任务事项: 抄出下面关于疟原虫RNA修饰的文本中从“转录组重建与可变剪接事件”到“研究的染色体间融合形成对比。”之间的内容，首尾两处都要包括，一字不改。

疟疾仍是全球重大公共卫生威胁，2023年WHO报告显示全球病例达2.63亿例。恶性疟原虫(P. falciparum)和间日疟原虫(P. vivax)是主要致病虫种，其复杂的基因调控机制特别是转录后修饰在宿主适应中起关键作用。尽管已有研究揭示了DNA甲基化等表观遗传机制，但RNA修饰如N⁶-甲基腺苷(m⁶A)和5-甲基胞嘧啶(m⁵C)在临床分离株中的全景特征仍属空白。

印度理工学院等机构的研究团队首次采用纳米孔直接RNA测序技术，对伴肝功能异常的恶性疟原虫(PFC)和间日疟原虫(PVC)临床分离株进行全转录组分析。研究发现两种疟原虫超过50%的基因存在表达，包含大量新异构体和基因间转录本。m⁶A和m⁵C修饰在编码区显著富集，线粒体细胞色素c氧化酶亚基等关键代谢基因呈现双重修饰。这些发现为理解疟原虫在宿主体内的适应性调控提供了新见解，相关成果发表于《Malaria Journal》。

研究采用纳米孔直接RNA测序获取全长转录本，通过FLAIR进行转录组重建，SQANTI3分类转录本结构，CHEUI和m6Anet检测甲基化修饰。来自印度比卡纳尔医学院的临床样本经PCR验证为单一虫种感染，符合WHO严重疟疾标准。

转录组重建与可变剪接事件
分析显示PFC和PVC分别表达3258和3130个转录本，包含1981和1269个完全剪接匹配(FSM)异构体。值得注意的是，PF3D7_0210100核糖体蛋白基因在PFC中检测到新型剪接变体，长度缩短50%。两种虫种均以3'/5'端可变剪接为主导事件，PFC中发现6个染色体内融合转录本，与培养株研究的染色体间融合形成对比。

所给记录:
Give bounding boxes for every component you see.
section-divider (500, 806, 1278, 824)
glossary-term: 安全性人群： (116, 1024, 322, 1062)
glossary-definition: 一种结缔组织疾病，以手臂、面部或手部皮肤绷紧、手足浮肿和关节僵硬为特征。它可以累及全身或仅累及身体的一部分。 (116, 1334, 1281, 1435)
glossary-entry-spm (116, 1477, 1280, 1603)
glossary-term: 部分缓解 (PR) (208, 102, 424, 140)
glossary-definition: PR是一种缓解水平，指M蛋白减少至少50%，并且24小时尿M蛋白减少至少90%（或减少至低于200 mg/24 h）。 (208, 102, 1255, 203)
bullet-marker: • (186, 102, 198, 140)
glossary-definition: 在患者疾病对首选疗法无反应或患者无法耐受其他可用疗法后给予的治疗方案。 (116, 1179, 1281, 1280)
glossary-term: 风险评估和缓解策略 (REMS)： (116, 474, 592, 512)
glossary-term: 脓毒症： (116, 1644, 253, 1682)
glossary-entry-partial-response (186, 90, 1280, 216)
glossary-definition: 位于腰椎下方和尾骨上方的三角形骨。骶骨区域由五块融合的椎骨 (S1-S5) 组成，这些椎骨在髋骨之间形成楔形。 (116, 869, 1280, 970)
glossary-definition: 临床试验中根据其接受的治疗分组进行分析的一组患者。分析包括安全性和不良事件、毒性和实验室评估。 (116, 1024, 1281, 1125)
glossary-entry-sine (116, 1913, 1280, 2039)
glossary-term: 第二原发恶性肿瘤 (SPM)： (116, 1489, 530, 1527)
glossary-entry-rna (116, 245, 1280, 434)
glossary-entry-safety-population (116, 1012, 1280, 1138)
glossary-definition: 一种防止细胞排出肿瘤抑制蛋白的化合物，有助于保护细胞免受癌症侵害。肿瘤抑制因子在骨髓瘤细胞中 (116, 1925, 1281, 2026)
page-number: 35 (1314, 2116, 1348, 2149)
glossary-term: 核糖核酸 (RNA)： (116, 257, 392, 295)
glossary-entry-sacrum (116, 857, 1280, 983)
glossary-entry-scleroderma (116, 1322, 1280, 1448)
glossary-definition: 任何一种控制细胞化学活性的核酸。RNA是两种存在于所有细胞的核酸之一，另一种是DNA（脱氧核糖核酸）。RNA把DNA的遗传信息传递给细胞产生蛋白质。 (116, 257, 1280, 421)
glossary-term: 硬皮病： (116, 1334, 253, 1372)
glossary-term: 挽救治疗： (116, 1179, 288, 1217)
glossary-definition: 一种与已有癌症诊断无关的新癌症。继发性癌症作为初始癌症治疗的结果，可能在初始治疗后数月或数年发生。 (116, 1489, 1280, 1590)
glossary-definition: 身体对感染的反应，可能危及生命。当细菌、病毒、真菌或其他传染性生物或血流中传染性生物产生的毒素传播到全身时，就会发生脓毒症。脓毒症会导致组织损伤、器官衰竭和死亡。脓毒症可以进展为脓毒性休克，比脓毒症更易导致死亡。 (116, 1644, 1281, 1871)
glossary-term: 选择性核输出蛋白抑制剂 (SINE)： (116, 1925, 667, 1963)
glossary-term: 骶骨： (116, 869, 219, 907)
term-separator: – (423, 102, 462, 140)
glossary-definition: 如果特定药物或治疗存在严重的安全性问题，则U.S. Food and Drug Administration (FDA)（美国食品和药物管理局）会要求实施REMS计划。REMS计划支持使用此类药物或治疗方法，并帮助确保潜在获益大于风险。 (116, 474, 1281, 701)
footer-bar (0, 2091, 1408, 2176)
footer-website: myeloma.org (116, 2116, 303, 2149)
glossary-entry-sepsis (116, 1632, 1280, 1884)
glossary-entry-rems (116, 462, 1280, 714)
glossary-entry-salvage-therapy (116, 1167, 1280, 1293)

练习解答:
转录组重建与可变剪接事件
分析显示PFC和PVC分别表达3258和3130个转录本，包含1981和1269个完全剪接匹配(FSM)异构体。值得注意的是，PF3D7_0210100核糖体蛋白基因在PFC中检测到新型剪接变体，长度缩短50%。两种虫种均以3'/5'端可变剪接为主导事件，PFC中发现6个染色体内融合转录本，与培养株研究的染色体间融合形成对比。